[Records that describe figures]
========

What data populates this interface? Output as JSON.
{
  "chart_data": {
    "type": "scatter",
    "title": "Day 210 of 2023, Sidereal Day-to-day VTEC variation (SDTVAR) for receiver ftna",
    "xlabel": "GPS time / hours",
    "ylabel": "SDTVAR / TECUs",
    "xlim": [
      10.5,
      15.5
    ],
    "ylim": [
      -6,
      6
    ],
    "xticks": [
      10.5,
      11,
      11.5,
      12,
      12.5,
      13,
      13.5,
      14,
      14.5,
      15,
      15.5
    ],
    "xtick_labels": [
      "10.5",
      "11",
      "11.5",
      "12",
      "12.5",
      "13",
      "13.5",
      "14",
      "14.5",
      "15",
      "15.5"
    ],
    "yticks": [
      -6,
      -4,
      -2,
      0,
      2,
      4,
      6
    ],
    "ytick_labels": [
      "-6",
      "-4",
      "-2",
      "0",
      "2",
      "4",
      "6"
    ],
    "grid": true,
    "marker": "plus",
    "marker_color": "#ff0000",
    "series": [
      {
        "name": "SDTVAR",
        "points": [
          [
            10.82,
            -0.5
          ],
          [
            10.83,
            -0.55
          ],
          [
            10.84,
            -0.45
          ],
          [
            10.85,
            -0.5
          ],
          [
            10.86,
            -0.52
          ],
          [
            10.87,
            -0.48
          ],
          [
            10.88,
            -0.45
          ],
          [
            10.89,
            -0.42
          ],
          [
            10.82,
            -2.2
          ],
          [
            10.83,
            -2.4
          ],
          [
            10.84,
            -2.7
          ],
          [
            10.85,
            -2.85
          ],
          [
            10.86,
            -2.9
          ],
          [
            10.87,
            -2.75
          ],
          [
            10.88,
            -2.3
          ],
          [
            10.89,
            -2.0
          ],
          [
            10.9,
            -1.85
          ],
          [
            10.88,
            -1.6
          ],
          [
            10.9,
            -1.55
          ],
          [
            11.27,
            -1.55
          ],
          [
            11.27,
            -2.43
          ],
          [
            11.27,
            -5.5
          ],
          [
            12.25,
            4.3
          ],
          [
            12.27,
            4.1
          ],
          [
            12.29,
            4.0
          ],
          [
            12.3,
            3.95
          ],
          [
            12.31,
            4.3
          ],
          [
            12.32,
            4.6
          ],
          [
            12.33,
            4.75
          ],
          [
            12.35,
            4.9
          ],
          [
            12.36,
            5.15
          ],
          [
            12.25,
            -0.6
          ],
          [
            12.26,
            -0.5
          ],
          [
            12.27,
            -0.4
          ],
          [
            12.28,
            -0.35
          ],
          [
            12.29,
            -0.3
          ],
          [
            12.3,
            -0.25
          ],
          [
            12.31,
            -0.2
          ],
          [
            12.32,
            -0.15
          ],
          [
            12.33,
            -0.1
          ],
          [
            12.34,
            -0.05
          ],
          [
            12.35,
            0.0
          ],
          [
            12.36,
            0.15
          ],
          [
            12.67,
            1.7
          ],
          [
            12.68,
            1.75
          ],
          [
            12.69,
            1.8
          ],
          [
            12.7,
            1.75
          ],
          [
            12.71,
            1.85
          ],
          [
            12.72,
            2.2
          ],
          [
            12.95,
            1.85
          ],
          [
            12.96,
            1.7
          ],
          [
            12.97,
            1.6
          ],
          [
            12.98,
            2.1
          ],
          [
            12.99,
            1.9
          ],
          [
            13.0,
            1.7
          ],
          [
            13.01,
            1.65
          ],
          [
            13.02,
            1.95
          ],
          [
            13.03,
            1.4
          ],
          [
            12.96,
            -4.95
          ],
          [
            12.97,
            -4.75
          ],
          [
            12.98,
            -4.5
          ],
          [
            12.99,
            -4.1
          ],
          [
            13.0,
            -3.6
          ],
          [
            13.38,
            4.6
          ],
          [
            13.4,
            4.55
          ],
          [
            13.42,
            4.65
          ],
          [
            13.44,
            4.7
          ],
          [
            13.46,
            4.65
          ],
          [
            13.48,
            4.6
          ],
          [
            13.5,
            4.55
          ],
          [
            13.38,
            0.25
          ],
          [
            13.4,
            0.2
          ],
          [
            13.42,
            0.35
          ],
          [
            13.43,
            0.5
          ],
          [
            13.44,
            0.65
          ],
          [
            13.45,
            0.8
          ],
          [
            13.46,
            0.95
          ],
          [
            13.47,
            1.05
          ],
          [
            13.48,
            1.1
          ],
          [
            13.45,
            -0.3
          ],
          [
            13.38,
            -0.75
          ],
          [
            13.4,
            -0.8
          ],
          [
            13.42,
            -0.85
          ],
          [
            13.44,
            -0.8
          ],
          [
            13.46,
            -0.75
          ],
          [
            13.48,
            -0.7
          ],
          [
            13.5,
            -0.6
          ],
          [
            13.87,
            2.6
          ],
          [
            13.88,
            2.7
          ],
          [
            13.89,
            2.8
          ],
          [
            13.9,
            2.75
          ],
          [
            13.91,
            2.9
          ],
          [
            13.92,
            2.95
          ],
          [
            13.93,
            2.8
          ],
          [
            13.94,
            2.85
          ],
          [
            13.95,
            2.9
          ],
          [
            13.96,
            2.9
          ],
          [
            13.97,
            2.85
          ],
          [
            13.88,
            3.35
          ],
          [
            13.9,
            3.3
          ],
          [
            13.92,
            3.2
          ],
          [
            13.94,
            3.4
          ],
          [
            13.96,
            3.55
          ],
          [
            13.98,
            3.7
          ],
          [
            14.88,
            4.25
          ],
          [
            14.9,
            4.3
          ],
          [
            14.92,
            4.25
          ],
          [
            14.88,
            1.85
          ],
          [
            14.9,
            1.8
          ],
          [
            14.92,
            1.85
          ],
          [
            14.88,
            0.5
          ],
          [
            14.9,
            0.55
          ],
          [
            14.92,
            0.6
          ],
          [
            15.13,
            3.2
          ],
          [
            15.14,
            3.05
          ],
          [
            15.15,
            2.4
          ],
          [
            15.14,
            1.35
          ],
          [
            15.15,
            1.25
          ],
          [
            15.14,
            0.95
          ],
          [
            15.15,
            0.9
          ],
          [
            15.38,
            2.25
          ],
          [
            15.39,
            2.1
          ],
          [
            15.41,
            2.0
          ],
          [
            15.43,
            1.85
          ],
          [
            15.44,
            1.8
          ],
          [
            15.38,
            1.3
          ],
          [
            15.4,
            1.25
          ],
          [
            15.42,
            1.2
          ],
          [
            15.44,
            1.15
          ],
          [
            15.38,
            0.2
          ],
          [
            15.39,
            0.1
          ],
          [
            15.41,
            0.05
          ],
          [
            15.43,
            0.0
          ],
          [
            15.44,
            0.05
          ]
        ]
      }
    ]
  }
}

========

* _The exercise_
List each line holding the string "SDTVAR".

* _Completed task_
    "title": "Day 210 of 2023, Sidereal Day-to-day VTEC variation (SDTVAR) for receiver ftna",
    "ylabel": "SDTVAR / TECUs",
        "name": "SDTVAR",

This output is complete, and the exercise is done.